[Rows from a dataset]
━━━━━━━━━━

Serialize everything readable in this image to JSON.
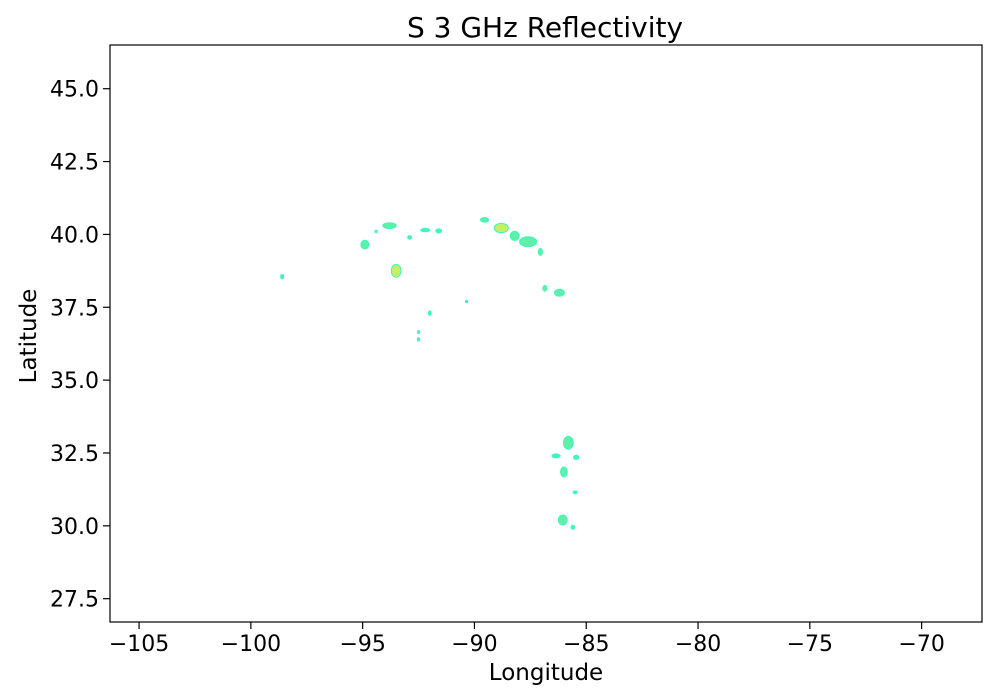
{
  "chart_data": {
    "type": "scatter",
    "title": "S 3 GHz Reflectivity",
    "xlabel": "Longitude",
    "ylabel": "Latitude",
    "xlim": [
      -106.3,
      -67.3
    ],
    "ylim": [
      26.7,
      46.5
    ],
    "x_ticks": [
      -105,
      -100,
      -95,
      -90,
      -85,
      -80,
      -75,
      -70
    ],
    "x_tick_labels": [
      "−105",
      "−100",
      "−95",
      "−90",
      "−85",
      "−80",
      "−75",
      "−70"
    ],
    "y_ticks": [
      27.5,
      30.0,
      32.5,
      35.0,
      37.5,
      40.0,
      42.5,
      45.0
    ],
    "y_tick_labels": [
      "27.5",
      "30.0",
      "32.5",
      "35.0",
      "37.5",
      "40.0",
      "42.5",
      "45.0"
    ],
    "grid": false,
    "colors": {
      "echo_light": "#40f5c0",
      "echo_mid": "#5ef0a6",
      "echo_strong": "#c6f064"
    },
    "points": [
      {
        "x": -98.6,
        "y": 38.55,
        "rx": 0.07,
        "ry": 0.08,
        "level": "light"
      },
      {
        "x": -94.9,
        "y": 39.65,
        "rx": 0.18,
        "ry": 0.15,
        "level": "mid"
      },
      {
        "x": -94.4,
        "y": 40.1,
        "rx": 0.04,
        "ry": 0.04,
        "level": "light"
      },
      {
        "x": -93.8,
        "y": 40.3,
        "rx": 0.3,
        "ry": 0.1,
        "level": "mid"
      },
      {
        "x": -93.5,
        "y": 38.75,
        "rx": 0.22,
        "ry": 0.22,
        "level": "strong"
      },
      {
        "x": -92.9,
        "y": 39.9,
        "rx": 0.09,
        "ry": 0.06,
        "level": "light"
      },
      {
        "x": -92.2,
        "y": 40.15,
        "rx": 0.2,
        "ry": 0.06,
        "level": "light"
      },
      {
        "x": -91.6,
        "y": 40.12,
        "rx": 0.13,
        "ry": 0.07,
        "level": "light"
      },
      {
        "x": -92.5,
        "y": 36.65,
        "rx": 0.03,
        "ry": 0.05,
        "level": "light"
      },
      {
        "x": -92.5,
        "y": 36.4,
        "rx": 0.04,
        "ry": 0.06,
        "level": "light"
      },
      {
        "x": -92.0,
        "y": 37.3,
        "rx": 0.06,
        "ry": 0.08,
        "level": "light"
      },
      {
        "x": -90.35,
        "y": 37.7,
        "rx": 0.03,
        "ry": 0.04,
        "level": "light"
      },
      {
        "x": -89.55,
        "y": 40.5,
        "rx": 0.18,
        "ry": 0.08,
        "level": "mid"
      },
      {
        "x": -88.8,
        "y": 40.22,
        "rx": 0.32,
        "ry": 0.16,
        "level": "strong"
      },
      {
        "x": -88.2,
        "y": 39.95,
        "rx": 0.2,
        "ry": 0.16,
        "level": "mid"
      },
      {
        "x": -87.6,
        "y": 39.75,
        "rx": 0.38,
        "ry": 0.17,
        "level": "mid"
      },
      {
        "x": -87.05,
        "y": 39.4,
        "rx": 0.09,
        "ry": 0.12,
        "level": "mid"
      },
      {
        "x": -86.85,
        "y": 38.15,
        "rx": 0.09,
        "ry": 0.1,
        "level": "mid"
      },
      {
        "x": -86.2,
        "y": 38.0,
        "rx": 0.22,
        "ry": 0.12,
        "level": "mid"
      },
      {
        "x": -85.8,
        "y": 32.85,
        "rx": 0.22,
        "ry": 0.22,
        "level": "mid"
      },
      {
        "x": -86.35,
        "y": 32.4,
        "rx": 0.18,
        "ry": 0.07,
        "level": "light"
      },
      {
        "x": -85.45,
        "y": 32.35,
        "rx": 0.12,
        "ry": 0.07,
        "level": "light"
      },
      {
        "x": -86.0,
        "y": 31.85,
        "rx": 0.15,
        "ry": 0.17,
        "level": "mid"
      },
      {
        "x": -85.5,
        "y": 31.15,
        "rx": 0.09,
        "ry": 0.05,
        "level": "light"
      },
      {
        "x": -86.05,
        "y": 30.2,
        "rx": 0.2,
        "ry": 0.17,
        "level": "mid"
      },
      {
        "x": -85.6,
        "y": 29.95,
        "rx": 0.08,
        "ry": 0.07,
        "level": "light"
      }
    ]
  }
}
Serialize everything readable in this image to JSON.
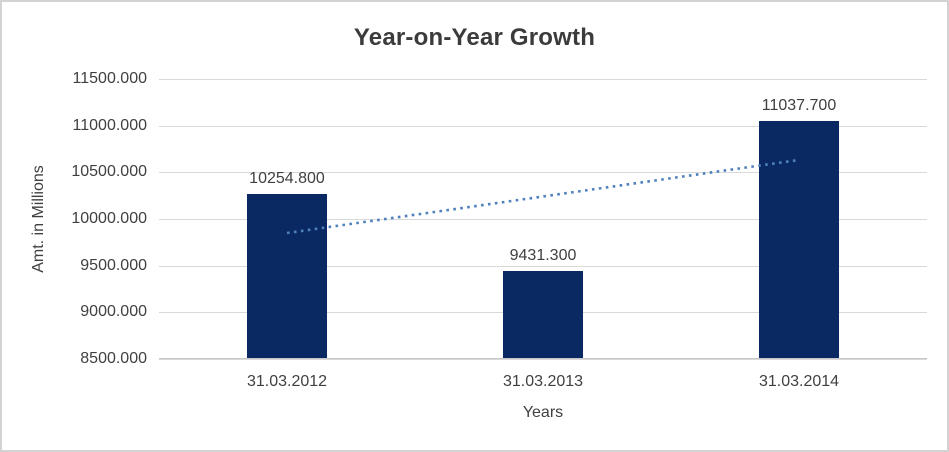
{
  "chart_data": {
    "type": "bar",
    "title": "Year-on-Year Growth",
    "xlabel": "Years",
    "ylabel": "Amt. in Millions",
    "categories": [
      "31.03.2012",
      "31.03.2013",
      "31.03.2014"
    ],
    "values": [
      10254.8,
      9431.3,
      11037.7
    ],
    "value_labels": [
      "10254.800",
      "9431.300",
      "11037.700"
    ],
    "ylim": [
      8500,
      11500
    ],
    "ytick_step": 500,
    "yticks": [
      {
        "value": 8500,
        "label": "8500.000"
      },
      {
        "value": 9000,
        "label": "9000.000"
      },
      {
        "value": 9500,
        "label": "9500.000"
      },
      {
        "value": 10000,
        "label": "10000.000"
      },
      {
        "value": 10500,
        "label": "10500.000"
      },
      {
        "value": 11000,
        "label": "11000.000"
      },
      {
        "value": 11500,
        "label": "11500.000"
      }
    ],
    "grid": true,
    "legend_position": "none",
    "bar_color": "#0a2862",
    "trendline": {
      "type": "linear",
      "style": "dotted",
      "color": "#4f81bd"
    }
  }
}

━━━━━━━━━━

## Exercise goal
Reproduce the records above exactly, leaving out every picture they contain.

## Final answer
Serialize everything readable in this image to JSON.
{
  "chart_data": {
    "type": "scatter",
    "title": "S 3 GHz Reflectivity",
    "xlabel": "Longitude",
    "ylabel": "Latitude",
    "xlim": [
      -106.3,
      -67.3
    ],
    "ylim": [
      26.7,
      46.5
    ],
    "x_ticks": [
      -105,
      -100,
      -95,
      -90,
      -85,
      -80,
      -75,
      -70
    ],
    "x_tick_labels": [
      "−105",
      "−100",
      "−95",
      "−90",
      "−85",
      "−80",
      "−75",
      "−70"
    ],
    "y_ticks": [
      27.5,
      30.0,
      32.5,
      35.0,
      37.5,
      40.0,
      42.5,
      45.0
    ],
    "y_tick_labels": [
      "27.5",
      "30.0",
      "32.5",
      "35.0",
      "37.5",
      "40.0",
      "42.5",
      "45.0"
    ],
    "grid": false,
    "colors": {
      "echo_light": "#40f5c0",
      "echo_mid": "#5ef0a6",
      "echo_strong": "#c6f064"
    },
    "points": [
      {
        "x": -98.6,
        "y": 38.55,
        "rx": 0.07,
        "ry": 0.08,
        "level": "light"
      },
      {
        "x": -94.9,
        "y": 39.65,
        "rx": 0.18,
        "ry": 0.15,
        "level": "mid"
      },
      {
        "x": -94.4,
        "y": 40.1,
        "rx": 0.04,
        "ry": 0.04,
        "level": "light"
      },
      {
        "x": -93.8,
        "y": 40.3,
        "rx": 0.3,
        "ry": 0.1,
        "level": "mid"
      },
      {
        "x": -93.5,
        "y": 38.75,
        "rx": 0.22,
        "ry": 0.22,
        "level": "strong"
      },
      {
        "x": -92.9,
        "y": 39.9,
        "rx": 0.09,
        "ry": 0.06,
        "level": "light"
      },
      {
        "x": -92.2,
        "y": 40.15,
        "rx": 0.2,
        "ry": 0.06,
        "level": "light"
      },
      {
        "x": -91.6,
        "y": 40.12,
        "rx": 0.13,
        "ry": 0.07,
        "level": "light"
      },
      {
        "x": -92.5,
        "y": 36.65,
        "rx": 0.03,
        "ry": 0.05,
        "level": "light"
      },
      {
        "x": -92.5,
        "y": 36.4,
        "rx": 0.04,
        "ry": 0.06,
        "level": "light"
      },
      {
        "x": -92.0,
        "y": 37.3,
        "rx": 0.06,
        "ry": 0.08,
        "level": "light"
      },
      {
        "x": -90.35,
        "y": 37.7,
        "rx": 0.03,
        "ry": 0.04,
        "level": "light"
      },
      {
        "x": -89.55,
        "y": 40.5,
        "rx": 0.18,
        "ry": 0.08,
        "level": "mid"
      },
      {
        "x": -88.8,
        "y": 40.22,
        "rx": 0.32,
        "ry": 0.16,
        "level": "strong"
      },
      {
        "x": -88.2,
        "y": 39.95,
        "rx": 0.2,
        "ry": 0.16,
        "level": "mid"
      },
      {
        "x": -87.6,
        "y": 39.75,
        "rx": 0.38,
        "ry": 0.17,
        "level": "mid"
      },
      {
        "x": -87.05,
        "y": 39.4,
        "rx": 0.09,
        "ry": 0.12,
        "level": "mid"
      },
      {
        "x": -86.85,
        "y": 38.15,
        "rx": 0.09,
        "ry": 0.1,
        "level": "mid"
      },
      {
        "x": -86.2,
        "y": 38.0,
        "rx": 0.22,
        "ry": 0.12,
        "level": "mid"
      },
      {
        "x": -85.8,
        "y": 32.85,
        "rx": 0.22,
        "ry": 0.22,
        "level": "mid"
      },
      {
        "x": -86.35,
        "y": 32.4,
        "rx": 0.18,
        "ry": 0.07,
        "level": "light"
      },
      {
        "x": -85.45,
        "y": 32.35,
        "rx": 0.12,
        "ry": 0.07,
        "level": "light"
      },
      {
        "x": -86.0,
        "y": 31.85,
        "rx": 0.15,
        "ry": 0.17,
        "level": "mid"
      },
      {
        "x": -85.5,
        "y": 31.15,
        "rx": 0.09,
        "ry": 0.05,
        "level": "light"
      },
      {
        "x": -86.05,
        "y": 30.2,
        "rx": 0.2,
        "ry": 0.17,
        "level": "mid"
      },
      {
        "x": -85.6,
        "y": 29.95,
        "rx": 0.08,
        "ry": 0.07,
        "level": "light"
      }
    ]
  }
}
Serialize everything readable in this image to JSON.
{
  "chart_data": {
    "type": "bar",
    "title": "Year-on-Year Growth",
    "xlabel": "Years",
    "ylabel": "Amt. in Millions",
    "categories": [
      "31.03.2012",
      "31.03.2013",
      "31.03.2014"
    ],
    "values": [
      10254.8,
      9431.3,
      11037.7
    ],
    "value_labels": [
      "10254.800",
      "9431.300",
      "11037.700"
    ],
    "ylim": [
      8500,
      11500
    ],
    "ytick_step": 500,
    "yticks": [
      {
        "value": 8500,
        "label": "8500.000"
      },
      {
        "value": 9000,
        "label": "9000.000"
      },
      {
        "value": 9500,
        "label": "9500.000"
      },
      {
        "value": 10000,
        "label": "10000.000"
      },
      {
        "value": 10500,
        "label": "10500.000"
      },
      {
        "value": 11000,
        "label": "11000.000"
      },
      {
        "value": 11500,
        "label": "11500.000"
      }
    ],
    "grid": true,
    "legend_position": "none",
    "bar_color": "#0a2862",
    "trendline": {
      "type": "linear",
      "style": "dotted",
      "color": "#4f81bd"
    }
  }
}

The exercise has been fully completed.